* Begin *

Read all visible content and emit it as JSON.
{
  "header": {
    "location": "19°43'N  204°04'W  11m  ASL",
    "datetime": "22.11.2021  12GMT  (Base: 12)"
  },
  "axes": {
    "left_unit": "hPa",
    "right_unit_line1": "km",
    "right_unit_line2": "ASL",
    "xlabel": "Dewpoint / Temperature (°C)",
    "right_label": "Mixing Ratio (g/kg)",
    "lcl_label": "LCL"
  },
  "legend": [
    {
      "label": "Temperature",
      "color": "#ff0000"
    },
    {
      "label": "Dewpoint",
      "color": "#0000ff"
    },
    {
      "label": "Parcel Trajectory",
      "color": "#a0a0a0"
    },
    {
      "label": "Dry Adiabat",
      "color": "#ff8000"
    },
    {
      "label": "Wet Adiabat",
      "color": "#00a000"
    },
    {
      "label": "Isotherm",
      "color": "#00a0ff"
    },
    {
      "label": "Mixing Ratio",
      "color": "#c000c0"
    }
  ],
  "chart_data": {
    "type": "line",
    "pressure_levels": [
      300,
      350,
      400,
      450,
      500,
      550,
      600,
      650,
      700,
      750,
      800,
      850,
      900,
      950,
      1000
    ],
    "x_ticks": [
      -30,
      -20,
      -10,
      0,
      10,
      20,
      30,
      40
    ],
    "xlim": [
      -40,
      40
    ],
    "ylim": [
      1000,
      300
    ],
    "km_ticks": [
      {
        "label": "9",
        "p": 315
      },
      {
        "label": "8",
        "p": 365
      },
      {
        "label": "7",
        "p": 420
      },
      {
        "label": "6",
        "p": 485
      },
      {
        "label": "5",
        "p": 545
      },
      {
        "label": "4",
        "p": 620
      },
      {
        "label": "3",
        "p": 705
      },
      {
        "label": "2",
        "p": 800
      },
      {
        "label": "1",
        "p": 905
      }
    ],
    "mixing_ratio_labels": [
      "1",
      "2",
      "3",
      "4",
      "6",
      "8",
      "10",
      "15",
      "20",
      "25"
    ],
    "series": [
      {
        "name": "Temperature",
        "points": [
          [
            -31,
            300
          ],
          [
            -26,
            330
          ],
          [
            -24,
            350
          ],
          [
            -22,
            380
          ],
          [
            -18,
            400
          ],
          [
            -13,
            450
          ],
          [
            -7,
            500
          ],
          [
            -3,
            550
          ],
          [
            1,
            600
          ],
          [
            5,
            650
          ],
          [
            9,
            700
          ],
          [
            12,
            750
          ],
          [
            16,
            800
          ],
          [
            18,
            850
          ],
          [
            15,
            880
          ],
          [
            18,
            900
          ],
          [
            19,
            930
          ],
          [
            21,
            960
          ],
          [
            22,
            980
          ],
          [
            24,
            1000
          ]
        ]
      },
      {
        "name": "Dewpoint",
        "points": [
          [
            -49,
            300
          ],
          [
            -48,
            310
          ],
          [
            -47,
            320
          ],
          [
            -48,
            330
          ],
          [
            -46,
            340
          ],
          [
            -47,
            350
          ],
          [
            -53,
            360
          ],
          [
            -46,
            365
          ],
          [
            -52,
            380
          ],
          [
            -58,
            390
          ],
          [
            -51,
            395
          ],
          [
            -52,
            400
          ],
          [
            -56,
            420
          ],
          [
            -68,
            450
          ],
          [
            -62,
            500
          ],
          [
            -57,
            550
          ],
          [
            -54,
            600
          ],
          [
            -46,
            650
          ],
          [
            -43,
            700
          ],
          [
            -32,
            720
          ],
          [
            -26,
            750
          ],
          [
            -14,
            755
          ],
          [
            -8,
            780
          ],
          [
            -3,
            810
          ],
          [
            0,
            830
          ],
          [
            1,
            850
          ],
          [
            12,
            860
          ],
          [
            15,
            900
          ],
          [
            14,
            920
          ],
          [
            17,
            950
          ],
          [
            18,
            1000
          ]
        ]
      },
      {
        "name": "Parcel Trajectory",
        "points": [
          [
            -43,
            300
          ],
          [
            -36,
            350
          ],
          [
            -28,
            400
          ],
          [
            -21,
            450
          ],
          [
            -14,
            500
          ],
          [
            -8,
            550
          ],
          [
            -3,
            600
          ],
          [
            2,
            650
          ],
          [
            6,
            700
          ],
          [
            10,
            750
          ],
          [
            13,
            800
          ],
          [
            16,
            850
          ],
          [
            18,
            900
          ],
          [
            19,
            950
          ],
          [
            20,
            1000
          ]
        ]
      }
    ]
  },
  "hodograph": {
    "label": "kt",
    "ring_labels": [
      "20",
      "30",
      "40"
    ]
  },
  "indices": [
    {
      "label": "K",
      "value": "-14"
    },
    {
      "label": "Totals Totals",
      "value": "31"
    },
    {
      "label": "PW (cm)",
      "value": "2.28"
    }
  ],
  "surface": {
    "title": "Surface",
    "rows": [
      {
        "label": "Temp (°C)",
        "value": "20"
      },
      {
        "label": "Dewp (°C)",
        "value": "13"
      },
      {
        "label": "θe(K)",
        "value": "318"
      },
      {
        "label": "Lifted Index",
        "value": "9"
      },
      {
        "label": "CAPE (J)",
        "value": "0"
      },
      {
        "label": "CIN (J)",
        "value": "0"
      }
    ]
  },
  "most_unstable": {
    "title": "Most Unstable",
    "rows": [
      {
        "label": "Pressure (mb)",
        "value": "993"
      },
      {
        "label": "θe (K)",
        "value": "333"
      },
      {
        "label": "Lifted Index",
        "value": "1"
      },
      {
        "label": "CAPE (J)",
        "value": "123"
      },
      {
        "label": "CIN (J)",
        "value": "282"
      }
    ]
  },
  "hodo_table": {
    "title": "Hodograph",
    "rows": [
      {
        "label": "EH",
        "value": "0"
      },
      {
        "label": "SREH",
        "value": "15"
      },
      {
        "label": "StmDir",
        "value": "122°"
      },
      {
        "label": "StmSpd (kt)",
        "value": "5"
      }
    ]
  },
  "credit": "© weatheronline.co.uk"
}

* End *

- **GOAL**:
Using the listing above, say how many of its lines contain the string "name", giving nothing but the figure.

- **THE RESULT**:
3